§ DIRECTIVE
Copy out every line exactly, passing over the pictures.

§ DATA FOR THE TASK
________

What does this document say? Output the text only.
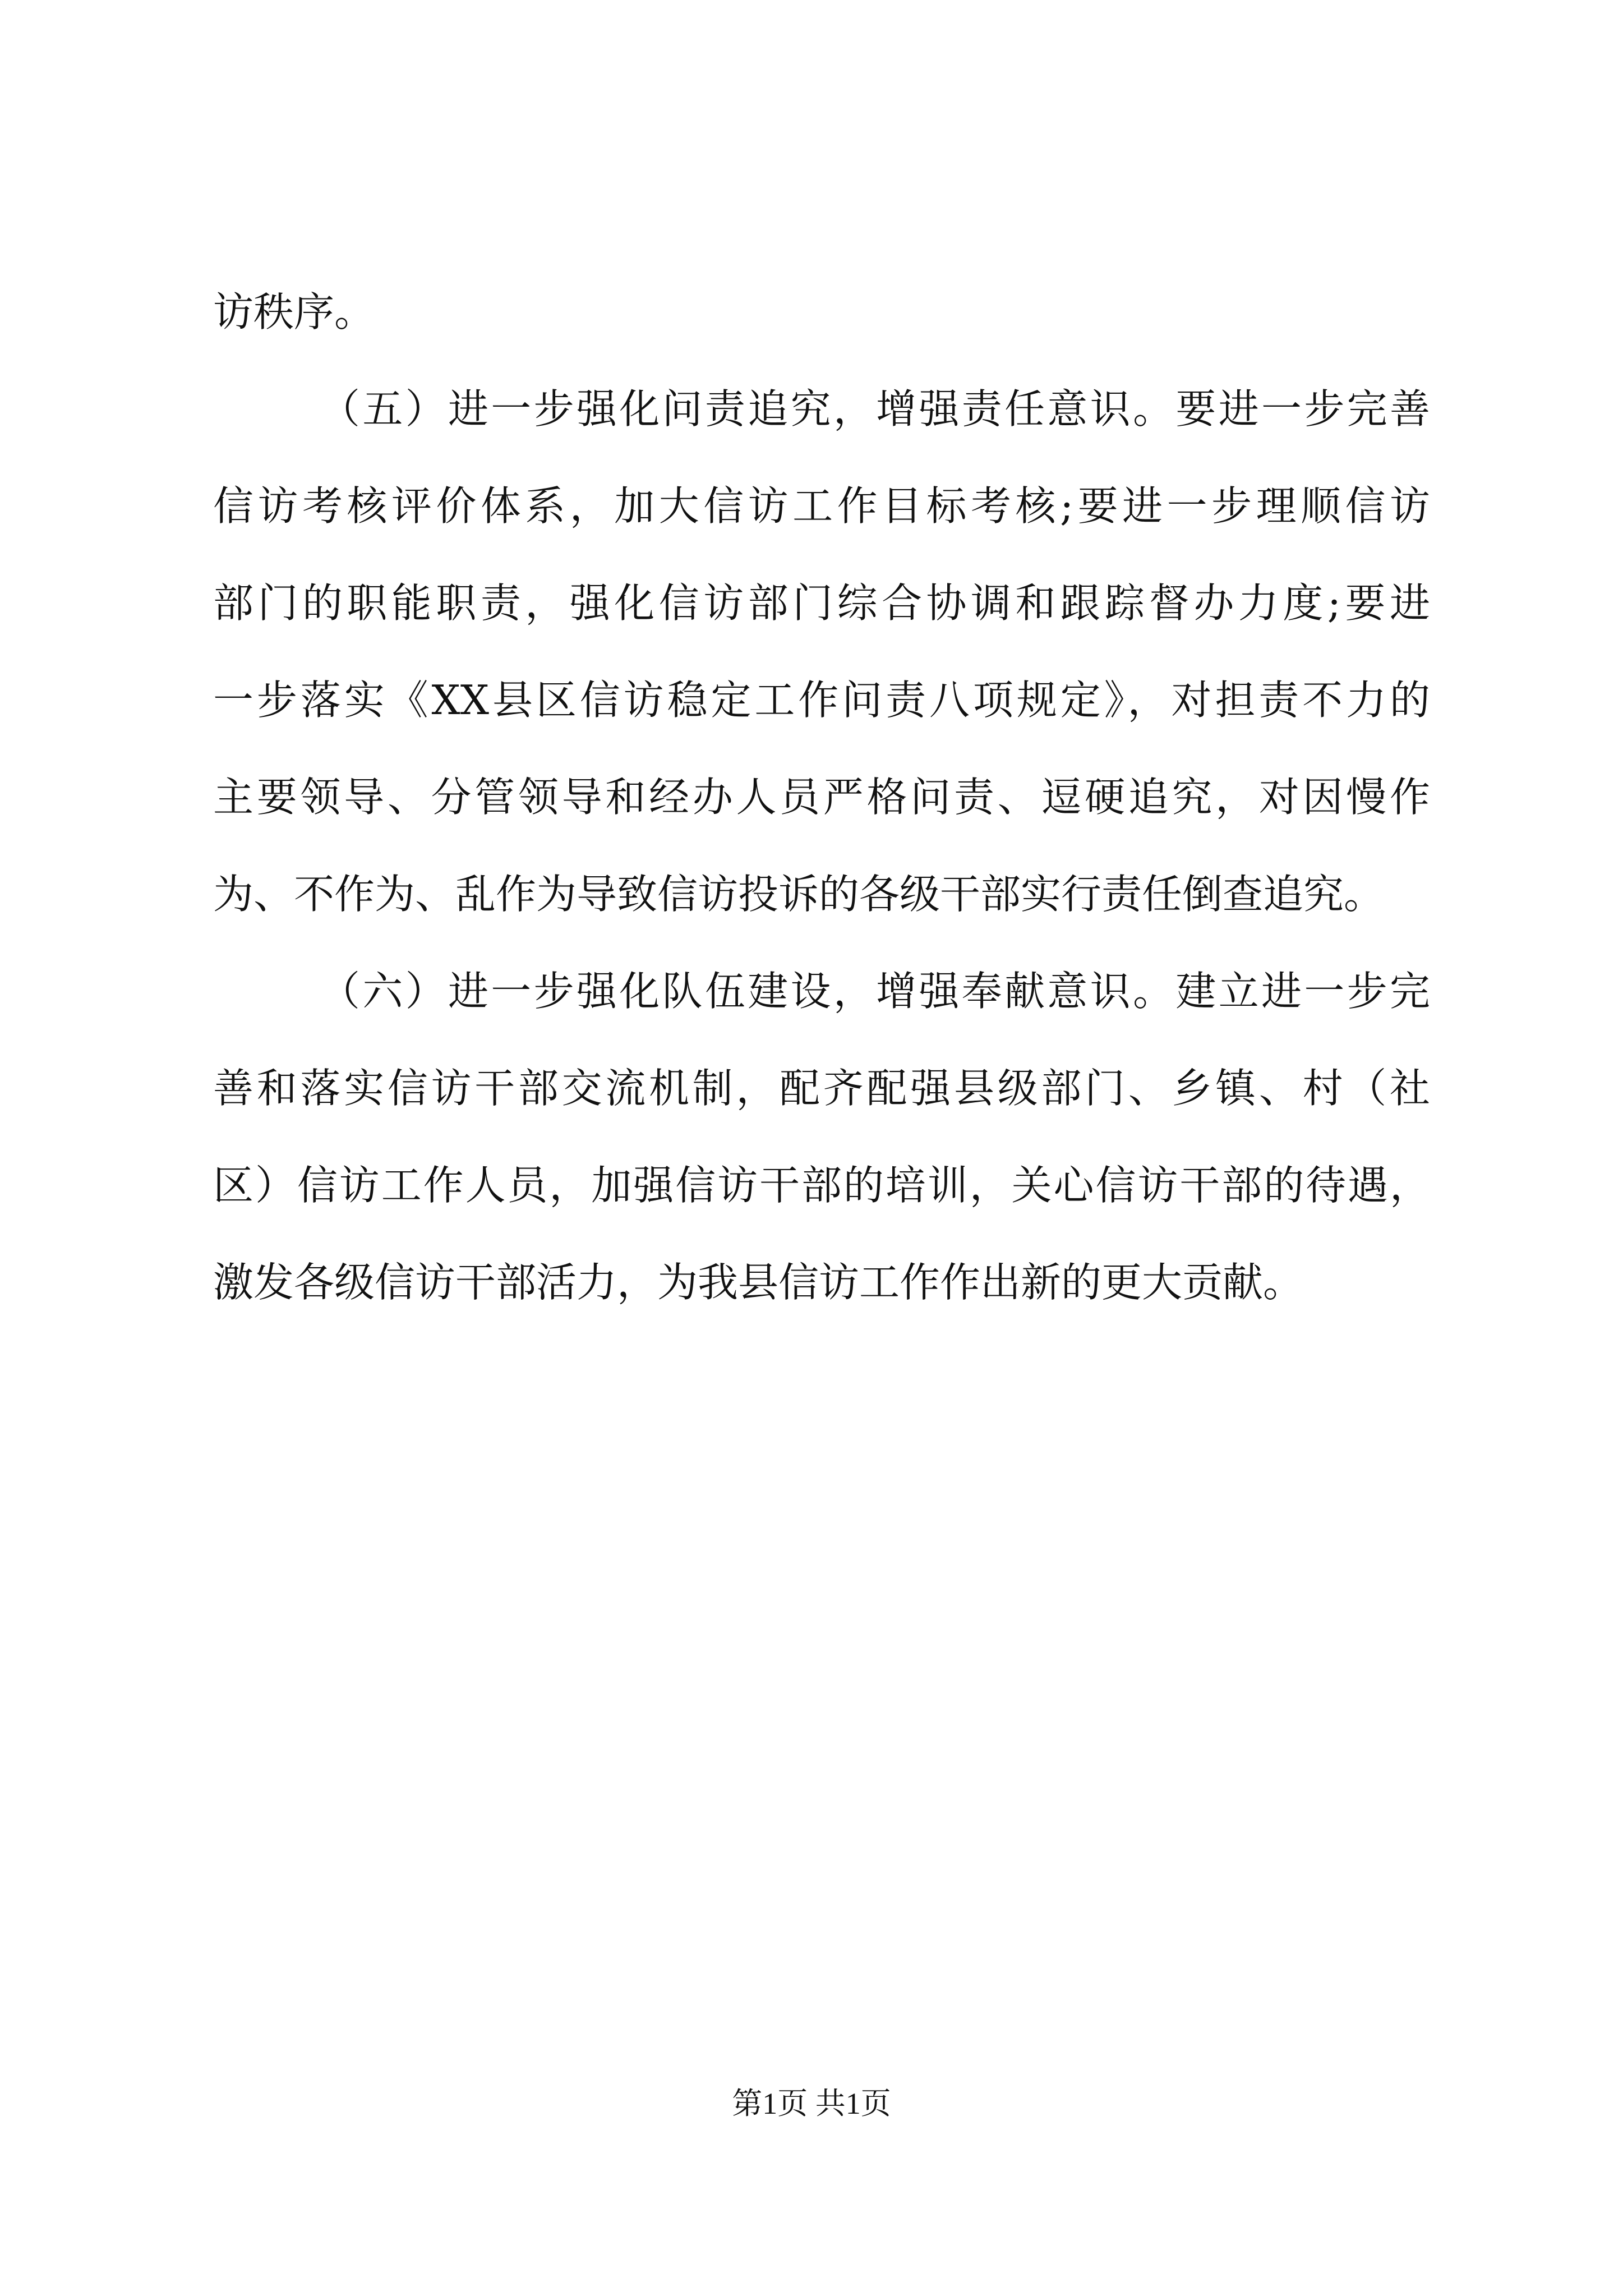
访秩序。
（五）进一步强化问责追究，增强责任意识。要进一步完善
信访考核评价体系，加大信访工作目标考核;要进一步理顺信访
部门的职能职责，强化信访部门综合协调和跟踪督办力度;要进
一步落实《XX县区信访稳定工作问责八项规定》，对担责不力的
主要领导、分管领导和经办人员严格问责、逗硬追究，对因慢作
为、不作为、乱作为导致信访投诉的各级干部实行责任倒查追究。
（六）进一步强化队伍建设，增强奉献意识。建立进一步完
善和落实信访干部交流机制，配齐配强县级部门、乡镇、村（社
区）信访工作人员，加强信访干部的培训，关心信访干部的待遇，
激发各级信访干部活力，为我县信访工作作出新的更大贡献。
第1页 共1页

________

§ SOLVED EXERCISE
What does this document say? Output the text only.
访秩序。
（五）进一步强化问责追究，增强责任意识。要进一步完善
信访考核评价体系，加大信访工作目标考核;要进一步理顺信访
部门的职能职责，强化信访部门综合协调和跟踪督办力度;要进
一步落实《XX县区信访稳定工作问责八项规定》，对担责不力的
主要领导、分管领导和经办人员严格问责、逗硬追究，对因慢作
为、不作为、乱作为导致信访投诉的各级干部实行责任倒查追究。
（六）进一步强化队伍建设，增强奉献意识。建立进一步完
善和落实信访干部交流机制，配齐配强县级部门、乡镇、村（社
区）信访工作人员，加强信访干部的培训，关心信访干部的待遇，
激发各级信访干部活力，为我县信访工作作出新的更大贡献。
第1页 共1页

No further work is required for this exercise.